____ Material

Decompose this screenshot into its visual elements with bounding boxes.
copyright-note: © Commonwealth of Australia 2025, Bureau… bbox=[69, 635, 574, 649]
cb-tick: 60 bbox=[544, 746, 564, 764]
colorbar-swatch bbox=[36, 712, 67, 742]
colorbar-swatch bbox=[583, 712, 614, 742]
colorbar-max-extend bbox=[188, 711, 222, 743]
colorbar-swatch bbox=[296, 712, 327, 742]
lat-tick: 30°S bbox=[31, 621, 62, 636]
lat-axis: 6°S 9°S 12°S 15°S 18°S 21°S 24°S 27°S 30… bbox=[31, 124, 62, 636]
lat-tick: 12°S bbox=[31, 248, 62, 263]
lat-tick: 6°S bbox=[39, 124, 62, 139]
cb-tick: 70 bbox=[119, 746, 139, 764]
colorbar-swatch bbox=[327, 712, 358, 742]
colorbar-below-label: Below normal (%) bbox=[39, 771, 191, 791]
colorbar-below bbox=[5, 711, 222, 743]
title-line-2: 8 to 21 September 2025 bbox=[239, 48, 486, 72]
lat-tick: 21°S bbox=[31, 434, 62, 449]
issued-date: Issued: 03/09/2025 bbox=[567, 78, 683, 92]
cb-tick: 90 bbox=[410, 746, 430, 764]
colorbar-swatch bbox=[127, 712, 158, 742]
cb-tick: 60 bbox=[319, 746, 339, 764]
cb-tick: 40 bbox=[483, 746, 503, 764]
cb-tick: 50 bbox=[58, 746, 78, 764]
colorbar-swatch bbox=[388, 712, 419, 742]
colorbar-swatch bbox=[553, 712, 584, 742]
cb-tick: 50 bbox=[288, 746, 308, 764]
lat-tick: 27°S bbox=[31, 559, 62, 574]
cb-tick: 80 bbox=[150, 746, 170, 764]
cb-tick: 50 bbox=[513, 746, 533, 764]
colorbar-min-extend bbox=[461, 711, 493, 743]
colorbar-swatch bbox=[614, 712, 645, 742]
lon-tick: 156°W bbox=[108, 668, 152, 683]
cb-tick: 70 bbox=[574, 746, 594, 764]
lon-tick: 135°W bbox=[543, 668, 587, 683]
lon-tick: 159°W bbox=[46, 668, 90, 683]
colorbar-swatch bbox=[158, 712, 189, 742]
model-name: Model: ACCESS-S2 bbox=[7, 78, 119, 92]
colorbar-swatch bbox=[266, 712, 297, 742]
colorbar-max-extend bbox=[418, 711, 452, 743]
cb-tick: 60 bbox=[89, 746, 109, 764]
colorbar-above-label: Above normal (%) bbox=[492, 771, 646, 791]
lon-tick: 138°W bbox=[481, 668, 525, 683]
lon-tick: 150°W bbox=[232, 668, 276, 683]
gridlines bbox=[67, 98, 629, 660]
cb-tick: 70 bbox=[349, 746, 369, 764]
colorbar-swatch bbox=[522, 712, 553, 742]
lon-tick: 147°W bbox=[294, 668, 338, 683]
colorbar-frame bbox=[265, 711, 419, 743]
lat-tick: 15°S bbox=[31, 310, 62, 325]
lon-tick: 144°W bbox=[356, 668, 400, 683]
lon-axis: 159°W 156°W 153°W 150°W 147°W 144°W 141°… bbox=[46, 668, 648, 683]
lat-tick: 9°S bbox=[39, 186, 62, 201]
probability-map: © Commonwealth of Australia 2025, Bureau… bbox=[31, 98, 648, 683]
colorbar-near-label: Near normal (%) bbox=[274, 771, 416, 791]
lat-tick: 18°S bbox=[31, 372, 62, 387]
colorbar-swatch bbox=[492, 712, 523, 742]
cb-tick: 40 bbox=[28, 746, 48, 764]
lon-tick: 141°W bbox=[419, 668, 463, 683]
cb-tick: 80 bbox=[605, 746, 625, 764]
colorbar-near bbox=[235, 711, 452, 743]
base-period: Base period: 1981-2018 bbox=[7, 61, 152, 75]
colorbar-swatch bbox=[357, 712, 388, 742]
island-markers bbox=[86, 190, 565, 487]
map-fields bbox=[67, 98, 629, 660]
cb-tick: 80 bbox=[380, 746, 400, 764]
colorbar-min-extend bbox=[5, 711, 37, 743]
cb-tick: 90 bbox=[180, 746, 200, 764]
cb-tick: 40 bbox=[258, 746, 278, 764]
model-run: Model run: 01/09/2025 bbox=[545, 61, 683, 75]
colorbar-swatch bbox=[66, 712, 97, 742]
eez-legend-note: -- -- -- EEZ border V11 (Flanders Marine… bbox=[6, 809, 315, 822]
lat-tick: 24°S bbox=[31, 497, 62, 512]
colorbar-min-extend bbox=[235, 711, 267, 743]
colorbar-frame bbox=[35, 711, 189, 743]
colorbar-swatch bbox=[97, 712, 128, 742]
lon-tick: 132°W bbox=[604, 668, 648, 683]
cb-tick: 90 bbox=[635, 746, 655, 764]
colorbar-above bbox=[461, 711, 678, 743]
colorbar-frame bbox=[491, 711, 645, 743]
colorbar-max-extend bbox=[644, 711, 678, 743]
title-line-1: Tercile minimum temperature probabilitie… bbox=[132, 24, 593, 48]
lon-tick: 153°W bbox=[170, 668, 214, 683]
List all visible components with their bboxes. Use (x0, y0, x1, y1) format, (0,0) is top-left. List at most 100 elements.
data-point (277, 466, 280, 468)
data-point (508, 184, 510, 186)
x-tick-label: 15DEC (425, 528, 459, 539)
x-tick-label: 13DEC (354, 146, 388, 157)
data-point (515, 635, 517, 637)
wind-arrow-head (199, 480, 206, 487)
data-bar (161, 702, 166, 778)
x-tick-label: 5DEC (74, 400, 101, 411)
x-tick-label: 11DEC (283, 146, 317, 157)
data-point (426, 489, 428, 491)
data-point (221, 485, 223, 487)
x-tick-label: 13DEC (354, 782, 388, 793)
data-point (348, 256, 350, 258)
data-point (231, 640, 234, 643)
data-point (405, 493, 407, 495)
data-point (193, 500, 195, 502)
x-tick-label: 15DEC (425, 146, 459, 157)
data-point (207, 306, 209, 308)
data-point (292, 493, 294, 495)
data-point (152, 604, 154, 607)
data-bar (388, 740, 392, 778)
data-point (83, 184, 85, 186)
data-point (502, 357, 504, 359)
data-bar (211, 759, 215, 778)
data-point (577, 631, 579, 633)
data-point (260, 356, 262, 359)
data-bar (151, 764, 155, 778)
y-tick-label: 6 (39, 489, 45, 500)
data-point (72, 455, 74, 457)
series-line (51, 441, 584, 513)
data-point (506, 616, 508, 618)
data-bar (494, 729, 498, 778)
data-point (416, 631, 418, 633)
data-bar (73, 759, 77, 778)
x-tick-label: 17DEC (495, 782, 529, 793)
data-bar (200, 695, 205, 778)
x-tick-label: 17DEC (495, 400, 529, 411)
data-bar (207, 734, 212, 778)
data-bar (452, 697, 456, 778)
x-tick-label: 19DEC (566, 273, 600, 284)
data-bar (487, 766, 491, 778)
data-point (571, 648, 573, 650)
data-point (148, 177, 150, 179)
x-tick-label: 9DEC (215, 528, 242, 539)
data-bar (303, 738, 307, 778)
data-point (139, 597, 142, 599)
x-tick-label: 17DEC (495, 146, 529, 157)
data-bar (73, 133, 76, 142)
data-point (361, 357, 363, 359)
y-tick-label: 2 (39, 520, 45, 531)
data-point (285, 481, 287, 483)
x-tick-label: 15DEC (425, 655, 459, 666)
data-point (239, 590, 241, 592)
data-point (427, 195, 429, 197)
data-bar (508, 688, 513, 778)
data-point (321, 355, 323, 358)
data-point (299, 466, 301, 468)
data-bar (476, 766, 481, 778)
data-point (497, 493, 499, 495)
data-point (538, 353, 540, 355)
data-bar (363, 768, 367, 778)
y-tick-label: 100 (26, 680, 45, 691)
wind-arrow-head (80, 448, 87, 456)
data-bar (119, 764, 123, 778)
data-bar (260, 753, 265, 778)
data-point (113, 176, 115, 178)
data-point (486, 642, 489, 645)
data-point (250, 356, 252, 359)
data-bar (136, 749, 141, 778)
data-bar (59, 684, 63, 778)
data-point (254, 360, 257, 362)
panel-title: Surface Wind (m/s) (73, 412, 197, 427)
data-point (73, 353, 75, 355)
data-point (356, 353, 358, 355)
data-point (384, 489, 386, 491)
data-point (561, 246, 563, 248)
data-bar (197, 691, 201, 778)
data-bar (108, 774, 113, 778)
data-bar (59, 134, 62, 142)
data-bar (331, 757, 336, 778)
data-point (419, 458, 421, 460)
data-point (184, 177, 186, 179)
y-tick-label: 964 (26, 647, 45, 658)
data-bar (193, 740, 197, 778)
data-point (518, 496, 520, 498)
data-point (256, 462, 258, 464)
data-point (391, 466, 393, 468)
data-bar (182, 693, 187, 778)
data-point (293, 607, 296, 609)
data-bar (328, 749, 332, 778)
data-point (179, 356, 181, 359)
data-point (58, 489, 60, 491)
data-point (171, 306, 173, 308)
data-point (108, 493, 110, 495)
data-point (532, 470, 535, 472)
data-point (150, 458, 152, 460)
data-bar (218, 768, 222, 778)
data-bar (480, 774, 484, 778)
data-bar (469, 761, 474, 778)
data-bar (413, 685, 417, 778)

________

▸ **Task to complete**
Recast the entries from the first line up to and including the line containing "colorbar-swatch bbox=[327, 712, 358, 742]" as a Markdown table with the columns Number and Line, numbering each row and leaving out blank lines.

▸ **Result of the exercise**
| Number | Line |
|---|---|
| 1 | Decompose this screenshot into its visual elements with bounding boxes. |
| 2 | copyright-note: © Commonwealth of Australia 2025, Bureau… bbox=[69, 635, 574, 649] |
| 3 | cb-tick: 60 bbox=[544, 746, 564, 764] |
| 4 | colorbar-swatch bbox=[36, 712, 67, 742] |
| 5 | colorbar-swatch bbox=[583, 712, 614, 742] |
| 6 | colorbar-max-extend bbox=[188, 711, 222, 743] |
| 7 | colorbar-swatch bbox=[296, 712, 327, 742] |
| 8 | lat-tick: 30°S bbox=[31, 621, 62, 636] |
| 9 | lat-axis: 6°S 9°S 12°S 15°S 18°S 21°S 24°S 27°S 30… bbox=[31, 124, 62, 636] |
| 10 | lat-tick: 12°S bbox=[31, 248, 62, 263] |
| 11 | lat-tick: 6°S bbox=[39, 124, 62, 139] |
| 12 | cb-tick: 70 bbox=[119, 746, 139, 764] |
| 13 | colorbar-swatch bbox=[327, 712, 358, 742] |